● Task requirements
Where a line of the records contains the word "animal", show that line.

--------

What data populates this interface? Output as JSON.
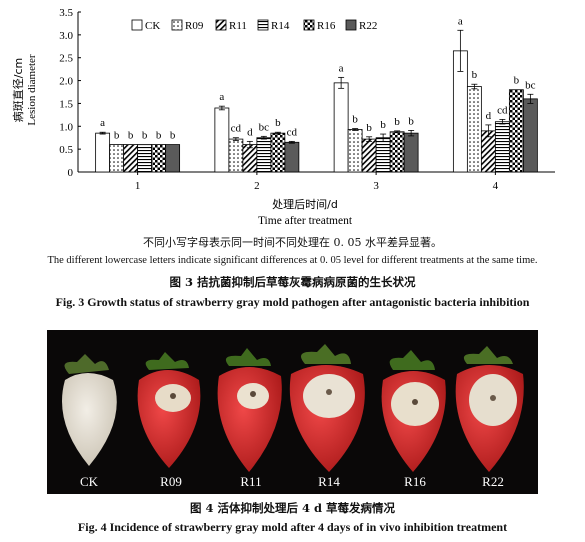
{
  "chart_data": {
    "type": "bar",
    "categories": [
      "1",
      "2",
      "3",
      "4"
    ],
    "ylim": [
      0,
      3.5
    ],
    "yticks": [
      "0",
      "0.5",
      "1.0",
      "1.5",
      "2.0",
      "2.5",
      "3.0",
      "3.5"
    ],
    "ylabel_cn": "病斑直径/cm",
    "ylabel_en": "Lesion diameter",
    "xlabel_cn": "处理后时间/d",
    "xlabel_en": "Time after treatment",
    "series": [
      {
        "name": "CK",
        "pattern": "white",
        "values": [
          0.85,
          1.4,
          1.95,
          2.65
        ],
        "errors": [
          0.02,
          0.04,
          0.12,
          0.45
        ],
        "labels": [
          "a",
          "a",
          "a",
          "a"
        ]
      },
      {
        "name": "R09",
        "pattern": "dots",
        "values": [
          0.6,
          0.72,
          0.93,
          1.87
        ],
        "errors": [
          0.0,
          0.03,
          0.02,
          0.05
        ],
        "labels": [
          "b",
          "cd",
          "b",
          "b"
        ]
      },
      {
        "name": "R11",
        "pattern": "diag",
        "values": [
          0.6,
          0.6,
          0.72,
          0.9
        ],
        "errors": [
          0.0,
          0.07,
          0.05,
          0.13
        ],
        "labels": [
          "b",
          "d",
          "b",
          "d"
        ]
      },
      {
        "name": "R14",
        "pattern": "hstripe",
        "values": [
          0.6,
          0.75,
          0.75,
          1.1
        ],
        "errors": [
          0.0,
          0.03,
          0.08,
          0.05
        ],
        "labels": [
          "b",
          "bc",
          "b",
          "cd"
        ]
      },
      {
        "name": "R16",
        "pattern": "checker",
        "values": [
          0.6,
          0.85,
          0.88,
          1.8
        ],
        "errors": [
          0.0,
          0.02,
          0.02,
          0.0
        ],
        "labels": [
          "b",
          "b",
          "b",
          "b"
        ]
      },
      {
        "name": "R22",
        "pattern": "gray",
        "values": [
          0.6,
          0.65,
          0.85,
          1.6
        ],
        "errors": [
          0.0,
          0.02,
          0.06,
          0.1
        ],
        "labels": [
          "b",
          "cd",
          "b",
          "bc"
        ]
      }
    ],
    "legend_placement": "top-left"
  },
  "notes": {
    "cn": "不同小写字母表示同一时间不同处理在 0. 05 水平差异显著。",
    "en": "The different lowercase letters  indicate significant differences at 0. 05 level for different treatments at the same time."
  },
  "figure3": {
    "caption_cn": "图 3   拮抗菌抑制后草莓灰霉病病原菌的生长状况",
    "caption_en": "Fig. 3    Growth status of strawberry gray mold pathogen after antagonistic bacteria inhibition"
  },
  "figure4": {
    "labels": [
      "CK",
      "R09",
      "R11",
      "R14",
      "R16",
      "R22"
    ],
    "caption_cn": "图 4   活体抑制处理后 4 d 草莓发病情况",
    "caption_en": "Fig. 4    Incidence of strawberry gray mold after 4 days of in vivo inhibition treatment"
  }
}
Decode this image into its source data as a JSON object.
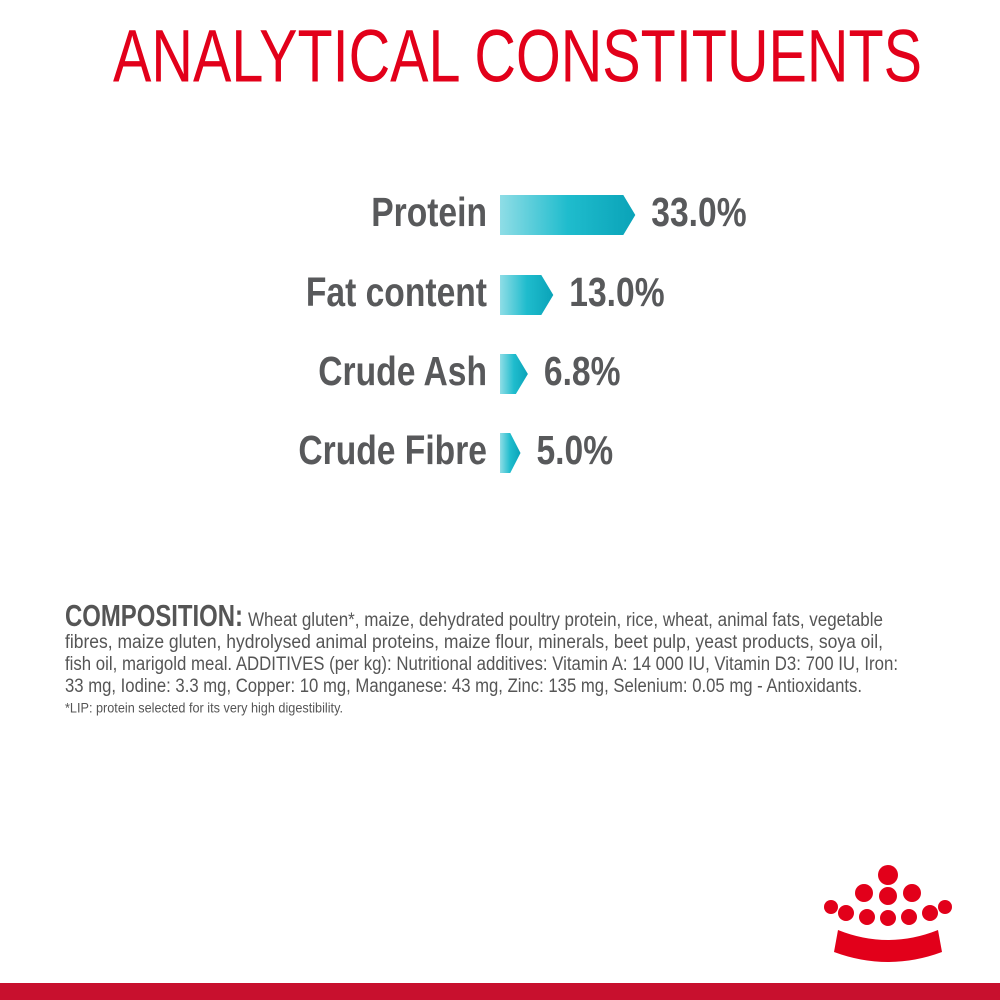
{
  "chart_data": {
    "type": "bar",
    "orientation": "horizontal",
    "title": "ANALYTICAL CONSTITUENTS",
    "categories": [
      "Protein",
      "Fat content",
      "Crude Ash",
      "Crude Fibre"
    ],
    "values": [
      33.0,
      13.0,
      6.8,
      5.0
    ],
    "value_labels": [
      "33.0%",
      "13.0%",
      "6.8%",
      "5.0%"
    ],
    "color": "#17b3c5"
  },
  "composition": {
    "heading": "COMPOSITION:",
    "lines": [
      "Wheat gluten*, maize, dehydrated poultry protein, rice, wheat, animal fats, vegetable",
      "fibres, maize gluten, hydrolysed animal proteins, maize flour, minerals, beet pulp, yeast products, soya oil,",
      "fish oil, marigold meal. ADDITIVES (per kg): Nutritional additives: Vitamin A: 14 000 IU, Vitamin D3: 700 IU, Iron:",
      "33 mg, Iodine: 3.3 mg, Copper: 10 mg, Manganese: 43 mg, Zinc: 135 mg, Selenium: 0.05 mg - Antioxidants."
    ],
    "footnote": "*LIP: protein selected for its very high digestibility."
  }
}
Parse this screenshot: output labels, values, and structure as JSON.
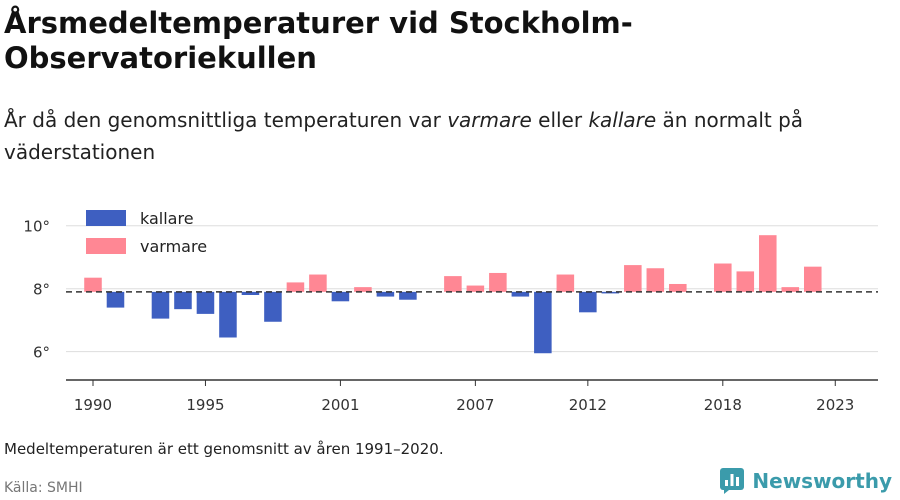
{
  "header": {
    "title": "Årsmedeltemperaturer vid Stockholm-Observatoriekullen",
    "subtitle_parts": [
      "År då den genomsnittliga temperaturen var ",
      "varmare",
      " eller ",
      "kallare",
      " än normalt på väderstationen"
    ]
  },
  "footer": {
    "note": "Medeltemperaturen är ett genomsnitt av åren 1991–2020.",
    "source": "Källa: SMHI",
    "brand": "Newsworthy"
  },
  "colors": {
    "kallare": "#3e5fc1",
    "varmare": "#ff8794",
    "baseline": "#333333",
    "grid": "#dddddd",
    "brand": "#3b9bab"
  },
  "chart_data": {
    "type": "bar",
    "baseline": 7.9,
    "ylim": [
      5.1,
      10.5
    ],
    "yticks": [
      6,
      8,
      10
    ],
    "ytick_labels": [
      "6°",
      "8°",
      "10°"
    ],
    "xlim": [
      1988.8,
      2024.9
    ],
    "xticks": [
      1990,
      1995,
      2001,
      2007,
      2012,
      2018,
      2023
    ],
    "legend": [
      {
        "key": "kallare",
        "label": "kallare"
      },
      {
        "key": "varmare",
        "label": "varmare"
      }
    ],
    "legend_position": "top-left",
    "grid": true,
    "series": [
      {
        "year": 1990,
        "value": 8.35
      },
      {
        "year": 1991,
        "value": 7.4
      },
      {
        "year": 1992,
        "value": null
      },
      {
        "year": 1993,
        "value": 7.05
      },
      {
        "year": 1994,
        "value": 7.35
      },
      {
        "year": 1995,
        "value": 7.2
      },
      {
        "year": 1996,
        "value": 6.45
      },
      {
        "year": 1997,
        "value": 7.8
      },
      {
        "year": 1998,
        "value": 6.95
      },
      {
        "year": 1999,
        "value": 8.2
      },
      {
        "year": 2000,
        "value": 8.45
      },
      {
        "year": 2001,
        "value": 7.6
      },
      {
        "year": 2002,
        "value": 8.05
      },
      {
        "year": 2003,
        "value": 7.75
      },
      {
        "year": 2004,
        "value": 7.65
      },
      {
        "year": 2005,
        "value": null
      },
      {
        "year": 2006,
        "value": 8.4
      },
      {
        "year": 2007,
        "value": 8.1
      },
      {
        "year": 2008,
        "value": 8.5
      },
      {
        "year": 2009,
        "value": 7.75
      },
      {
        "year": 2010,
        "value": 5.95
      },
      {
        "year": 2011,
        "value": 8.45
      },
      {
        "year": 2012,
        "value": 7.25
      },
      {
        "year": 2013,
        "value": 7.85
      },
      {
        "year": 2014,
        "value": 8.75
      },
      {
        "year": 2015,
        "value": 8.65
      },
      {
        "year": 2016,
        "value": 8.15
      },
      {
        "year": 2017,
        "value": null
      },
      {
        "year": 2018,
        "value": 8.8
      },
      {
        "year": 2019,
        "value": 8.55
      },
      {
        "year": 2020,
        "value": 9.7
      },
      {
        "year": 2021,
        "value": 8.05
      },
      {
        "year": 2022,
        "value": 8.7
      }
    ]
  }
}
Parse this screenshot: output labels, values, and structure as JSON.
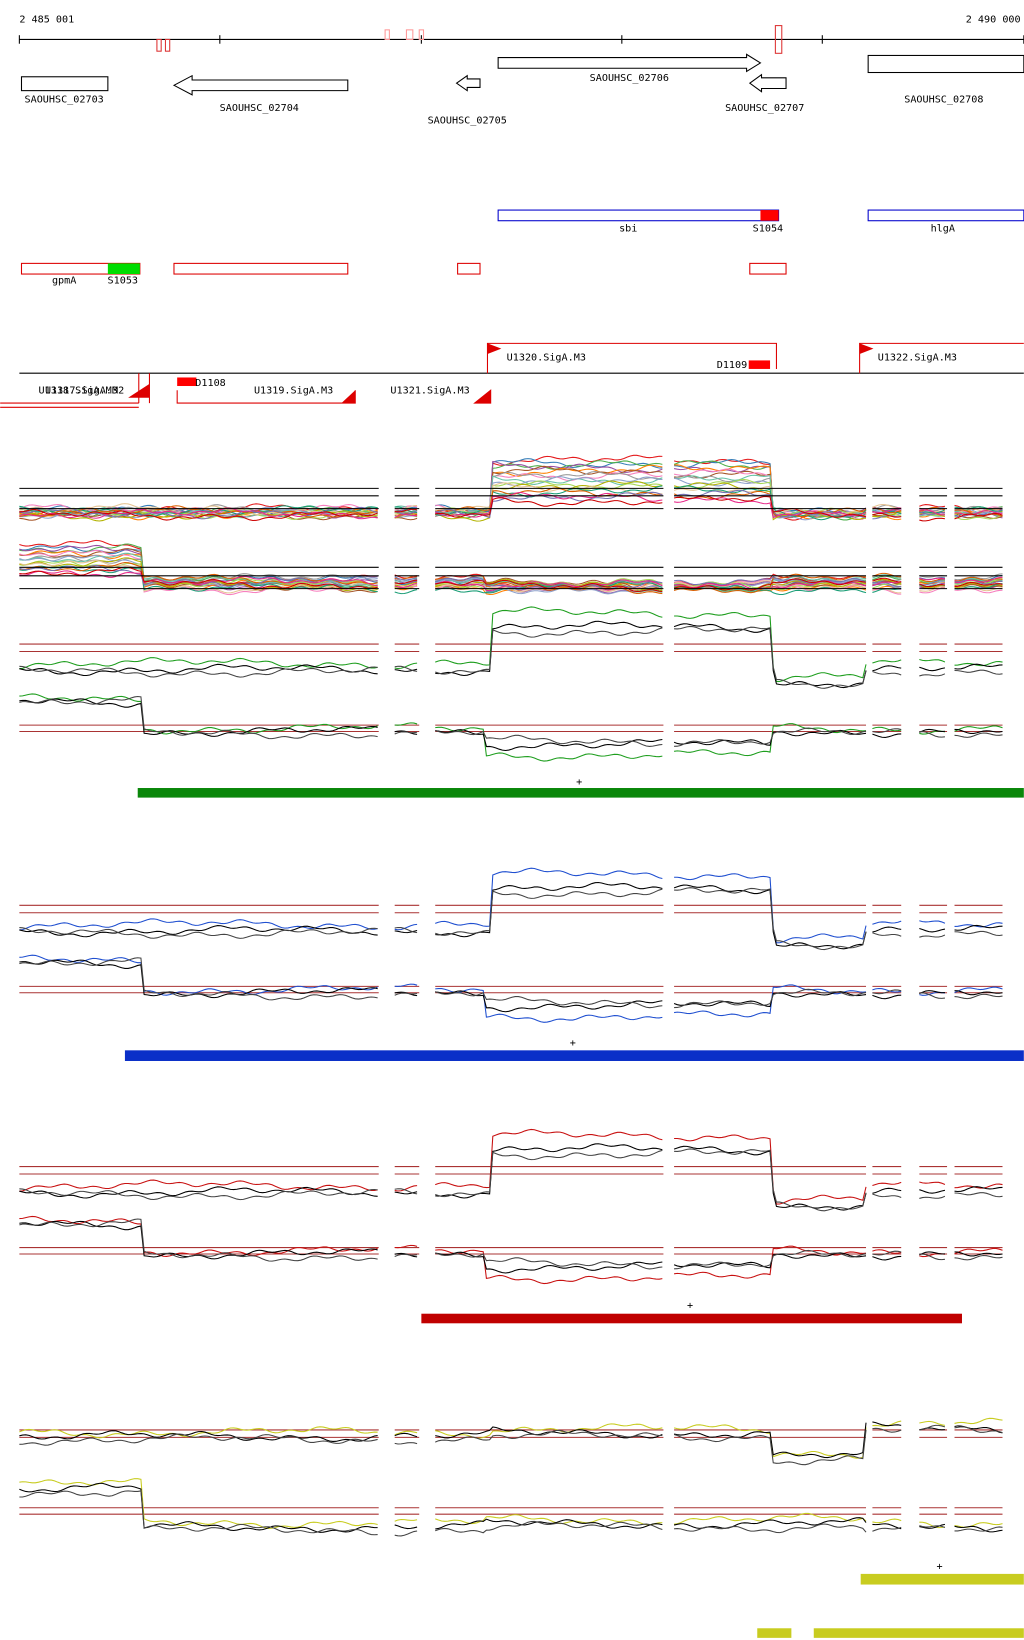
{
  "ruler": {
    "start": "2 485 001",
    "end": "2 490 000"
  },
  "genes": [
    "SAOUHSC_02703",
    "SAOUHSC_02704",
    "SAOUHSC_02705",
    "SAOUHSC_02706",
    "SAOUHSC_02707",
    "SAOUHSC_02708"
  ],
  "features": [
    "sbi",
    "S1054",
    "hlgA",
    "gpmA",
    "S1053"
  ],
  "transcripts": [
    "U1320.SigA.M3",
    "D1109",
    "U1322.SigA.M3",
    "U1318.SigA.M3",
    "U1317.SigA.M2",
    "D1108",
    "U1319.SigA.M3",
    "U1321.SigA.M3"
  ],
  "strand_marks": [
    "+",
    "+",
    "+",
    "+",
    "-",
    "-",
    "-"
  ]
}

--------

● Result for this exercise
      "Wheat gluten*, maize, dehydrated poultry protein, rice, wheat, animal fats, vegetable",
      "fibres, maize gluten, hydrolysed animal proteins, maize flour, minerals, beet pulp, yeast products, soya oil,",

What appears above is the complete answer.